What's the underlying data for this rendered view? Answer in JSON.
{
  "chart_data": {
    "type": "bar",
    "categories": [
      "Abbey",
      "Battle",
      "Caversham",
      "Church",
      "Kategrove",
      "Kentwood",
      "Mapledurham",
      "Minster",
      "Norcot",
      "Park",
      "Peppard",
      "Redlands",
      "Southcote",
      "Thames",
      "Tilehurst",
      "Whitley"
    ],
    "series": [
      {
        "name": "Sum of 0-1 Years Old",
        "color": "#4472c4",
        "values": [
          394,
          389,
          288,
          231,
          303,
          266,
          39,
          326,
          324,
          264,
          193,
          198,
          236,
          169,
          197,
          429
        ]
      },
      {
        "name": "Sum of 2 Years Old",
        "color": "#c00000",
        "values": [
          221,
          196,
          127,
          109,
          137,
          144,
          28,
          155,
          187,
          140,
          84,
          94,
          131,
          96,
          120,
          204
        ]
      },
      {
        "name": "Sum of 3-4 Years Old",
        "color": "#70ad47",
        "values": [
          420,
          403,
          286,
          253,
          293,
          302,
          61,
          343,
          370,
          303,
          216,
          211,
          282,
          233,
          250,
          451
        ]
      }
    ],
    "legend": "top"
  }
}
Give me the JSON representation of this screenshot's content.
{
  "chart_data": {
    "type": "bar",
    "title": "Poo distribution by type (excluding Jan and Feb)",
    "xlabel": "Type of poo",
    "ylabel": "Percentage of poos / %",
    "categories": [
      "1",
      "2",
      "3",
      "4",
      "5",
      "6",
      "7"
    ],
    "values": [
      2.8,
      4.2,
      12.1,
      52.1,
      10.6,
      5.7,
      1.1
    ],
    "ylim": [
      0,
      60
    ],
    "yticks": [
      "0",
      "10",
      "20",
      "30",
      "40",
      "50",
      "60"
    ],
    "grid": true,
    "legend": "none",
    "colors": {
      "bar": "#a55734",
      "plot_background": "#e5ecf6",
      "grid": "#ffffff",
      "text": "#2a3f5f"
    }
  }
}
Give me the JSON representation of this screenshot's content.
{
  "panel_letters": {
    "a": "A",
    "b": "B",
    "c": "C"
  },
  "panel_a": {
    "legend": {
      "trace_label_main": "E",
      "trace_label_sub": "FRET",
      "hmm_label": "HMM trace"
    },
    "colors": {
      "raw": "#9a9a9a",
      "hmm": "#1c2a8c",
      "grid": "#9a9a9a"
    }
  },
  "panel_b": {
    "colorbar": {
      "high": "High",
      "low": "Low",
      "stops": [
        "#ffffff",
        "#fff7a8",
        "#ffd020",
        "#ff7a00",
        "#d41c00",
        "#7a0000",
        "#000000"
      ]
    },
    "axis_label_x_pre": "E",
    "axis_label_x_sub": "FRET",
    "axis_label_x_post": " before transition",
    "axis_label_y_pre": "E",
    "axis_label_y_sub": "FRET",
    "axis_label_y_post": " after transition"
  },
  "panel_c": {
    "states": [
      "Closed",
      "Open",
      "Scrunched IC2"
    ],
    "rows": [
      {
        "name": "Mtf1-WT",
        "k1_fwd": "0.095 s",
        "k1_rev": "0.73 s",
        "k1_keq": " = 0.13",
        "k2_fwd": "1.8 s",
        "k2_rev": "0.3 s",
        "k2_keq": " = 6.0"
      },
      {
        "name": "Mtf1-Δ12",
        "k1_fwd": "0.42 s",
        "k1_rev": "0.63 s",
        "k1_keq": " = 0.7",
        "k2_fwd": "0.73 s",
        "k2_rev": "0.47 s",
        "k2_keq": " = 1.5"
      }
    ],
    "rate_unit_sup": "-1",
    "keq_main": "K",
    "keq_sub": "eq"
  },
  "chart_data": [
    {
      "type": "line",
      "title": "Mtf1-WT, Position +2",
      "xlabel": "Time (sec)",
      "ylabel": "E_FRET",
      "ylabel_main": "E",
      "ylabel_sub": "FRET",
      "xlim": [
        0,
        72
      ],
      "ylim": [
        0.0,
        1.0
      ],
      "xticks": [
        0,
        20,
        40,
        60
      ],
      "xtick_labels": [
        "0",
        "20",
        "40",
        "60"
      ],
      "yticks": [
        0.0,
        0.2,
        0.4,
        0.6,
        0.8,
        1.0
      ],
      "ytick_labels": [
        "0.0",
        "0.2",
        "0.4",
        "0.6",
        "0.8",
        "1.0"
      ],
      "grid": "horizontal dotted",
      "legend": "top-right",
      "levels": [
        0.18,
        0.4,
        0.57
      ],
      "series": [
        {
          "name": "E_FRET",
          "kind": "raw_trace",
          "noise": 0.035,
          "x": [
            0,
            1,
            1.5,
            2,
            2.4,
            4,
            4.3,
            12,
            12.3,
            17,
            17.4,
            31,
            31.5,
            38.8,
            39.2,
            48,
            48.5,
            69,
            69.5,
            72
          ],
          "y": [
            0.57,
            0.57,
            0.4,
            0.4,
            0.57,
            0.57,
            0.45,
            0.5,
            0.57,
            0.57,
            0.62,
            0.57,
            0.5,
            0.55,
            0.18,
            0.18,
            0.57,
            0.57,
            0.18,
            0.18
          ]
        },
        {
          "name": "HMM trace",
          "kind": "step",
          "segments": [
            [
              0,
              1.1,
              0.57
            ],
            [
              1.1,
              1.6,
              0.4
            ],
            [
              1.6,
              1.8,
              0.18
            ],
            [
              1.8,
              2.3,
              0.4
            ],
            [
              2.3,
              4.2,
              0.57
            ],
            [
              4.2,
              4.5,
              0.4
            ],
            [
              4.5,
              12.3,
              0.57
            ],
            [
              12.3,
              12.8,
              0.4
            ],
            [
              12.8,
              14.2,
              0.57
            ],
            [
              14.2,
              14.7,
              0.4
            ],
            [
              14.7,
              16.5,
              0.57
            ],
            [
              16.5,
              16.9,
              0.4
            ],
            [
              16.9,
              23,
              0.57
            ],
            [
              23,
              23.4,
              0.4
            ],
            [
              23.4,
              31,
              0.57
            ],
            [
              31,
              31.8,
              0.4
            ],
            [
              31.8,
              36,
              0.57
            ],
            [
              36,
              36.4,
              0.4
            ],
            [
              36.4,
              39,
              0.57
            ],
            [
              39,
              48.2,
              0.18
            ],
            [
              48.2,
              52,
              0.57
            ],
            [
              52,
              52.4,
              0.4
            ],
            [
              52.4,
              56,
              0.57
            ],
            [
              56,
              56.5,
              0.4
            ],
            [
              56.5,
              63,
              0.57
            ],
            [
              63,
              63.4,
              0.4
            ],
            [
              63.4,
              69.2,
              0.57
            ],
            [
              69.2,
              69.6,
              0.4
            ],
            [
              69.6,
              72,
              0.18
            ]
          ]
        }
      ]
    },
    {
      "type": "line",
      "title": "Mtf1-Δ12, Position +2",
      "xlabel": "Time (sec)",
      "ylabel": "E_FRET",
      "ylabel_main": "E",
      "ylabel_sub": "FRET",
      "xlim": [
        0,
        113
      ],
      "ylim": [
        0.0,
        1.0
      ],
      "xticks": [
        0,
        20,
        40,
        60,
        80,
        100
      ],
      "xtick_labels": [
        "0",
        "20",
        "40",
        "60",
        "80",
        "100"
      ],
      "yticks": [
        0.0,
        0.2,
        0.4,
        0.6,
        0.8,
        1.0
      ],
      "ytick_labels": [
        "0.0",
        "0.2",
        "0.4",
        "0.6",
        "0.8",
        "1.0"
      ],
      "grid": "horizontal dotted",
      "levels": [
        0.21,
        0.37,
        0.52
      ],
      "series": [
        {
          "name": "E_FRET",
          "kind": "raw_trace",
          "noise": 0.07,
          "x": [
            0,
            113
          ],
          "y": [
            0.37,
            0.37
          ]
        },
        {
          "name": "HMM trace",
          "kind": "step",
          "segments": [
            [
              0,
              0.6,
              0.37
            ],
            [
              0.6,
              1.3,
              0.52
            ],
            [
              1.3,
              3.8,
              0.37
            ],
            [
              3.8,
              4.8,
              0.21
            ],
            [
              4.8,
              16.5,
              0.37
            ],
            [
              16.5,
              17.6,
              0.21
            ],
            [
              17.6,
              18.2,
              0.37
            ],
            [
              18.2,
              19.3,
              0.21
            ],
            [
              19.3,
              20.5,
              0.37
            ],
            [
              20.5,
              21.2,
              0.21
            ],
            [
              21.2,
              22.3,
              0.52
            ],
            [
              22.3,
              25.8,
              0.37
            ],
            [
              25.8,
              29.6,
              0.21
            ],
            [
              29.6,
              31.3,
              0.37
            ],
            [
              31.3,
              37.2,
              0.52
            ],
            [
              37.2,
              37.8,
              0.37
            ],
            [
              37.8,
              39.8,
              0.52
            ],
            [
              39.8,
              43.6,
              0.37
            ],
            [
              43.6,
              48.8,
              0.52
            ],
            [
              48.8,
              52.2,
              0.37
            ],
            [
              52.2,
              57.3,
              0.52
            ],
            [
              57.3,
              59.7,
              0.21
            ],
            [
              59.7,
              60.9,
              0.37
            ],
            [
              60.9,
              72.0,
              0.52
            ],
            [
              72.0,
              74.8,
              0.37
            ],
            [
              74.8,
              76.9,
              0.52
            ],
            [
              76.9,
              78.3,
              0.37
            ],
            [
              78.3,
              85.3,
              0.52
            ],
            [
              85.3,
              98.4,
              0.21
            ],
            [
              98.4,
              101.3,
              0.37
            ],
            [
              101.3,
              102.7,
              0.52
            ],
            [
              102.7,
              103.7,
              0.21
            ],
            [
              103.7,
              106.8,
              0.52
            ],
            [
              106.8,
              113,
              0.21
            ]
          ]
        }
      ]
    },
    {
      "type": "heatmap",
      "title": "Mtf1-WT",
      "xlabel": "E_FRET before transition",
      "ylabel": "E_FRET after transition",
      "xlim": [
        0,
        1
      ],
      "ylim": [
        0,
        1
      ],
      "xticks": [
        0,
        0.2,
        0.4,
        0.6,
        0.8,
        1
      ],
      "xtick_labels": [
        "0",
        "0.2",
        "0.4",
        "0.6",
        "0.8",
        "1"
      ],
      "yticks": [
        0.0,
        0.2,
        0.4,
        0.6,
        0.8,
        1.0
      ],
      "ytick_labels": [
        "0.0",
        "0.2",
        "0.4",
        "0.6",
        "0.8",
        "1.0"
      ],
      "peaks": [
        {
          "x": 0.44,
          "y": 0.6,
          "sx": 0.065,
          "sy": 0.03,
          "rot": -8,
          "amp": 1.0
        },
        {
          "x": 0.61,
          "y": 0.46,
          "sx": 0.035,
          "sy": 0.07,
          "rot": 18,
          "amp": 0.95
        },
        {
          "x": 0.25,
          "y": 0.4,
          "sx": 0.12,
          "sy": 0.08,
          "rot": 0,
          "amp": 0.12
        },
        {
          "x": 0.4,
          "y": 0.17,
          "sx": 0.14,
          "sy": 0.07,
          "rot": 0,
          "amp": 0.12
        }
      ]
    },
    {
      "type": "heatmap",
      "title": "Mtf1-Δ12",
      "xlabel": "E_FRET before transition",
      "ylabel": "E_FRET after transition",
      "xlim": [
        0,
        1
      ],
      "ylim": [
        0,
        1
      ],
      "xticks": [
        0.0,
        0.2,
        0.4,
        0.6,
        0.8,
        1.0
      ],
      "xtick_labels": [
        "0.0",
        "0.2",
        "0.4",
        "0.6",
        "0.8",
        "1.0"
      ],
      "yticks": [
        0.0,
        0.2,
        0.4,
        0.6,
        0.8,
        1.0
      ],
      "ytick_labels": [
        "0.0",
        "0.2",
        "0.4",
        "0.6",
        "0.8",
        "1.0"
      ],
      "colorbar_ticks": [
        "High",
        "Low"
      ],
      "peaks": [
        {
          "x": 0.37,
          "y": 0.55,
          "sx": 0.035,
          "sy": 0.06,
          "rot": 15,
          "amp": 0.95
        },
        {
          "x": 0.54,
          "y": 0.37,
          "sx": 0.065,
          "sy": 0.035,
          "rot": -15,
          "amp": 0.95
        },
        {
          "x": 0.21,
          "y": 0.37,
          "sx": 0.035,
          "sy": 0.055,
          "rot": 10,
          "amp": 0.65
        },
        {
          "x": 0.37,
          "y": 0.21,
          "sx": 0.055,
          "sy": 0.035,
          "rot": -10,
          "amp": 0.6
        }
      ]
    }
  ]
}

• [Problem details]: Look through the entries above; copy each line where the string "Years" appears.

• [Reply to the exercise]:
        "name": "Sum of 0-1 Years Old",
        "name": "Sum of 2 Years Old",
        "name": "Sum of 3-4 Years Old",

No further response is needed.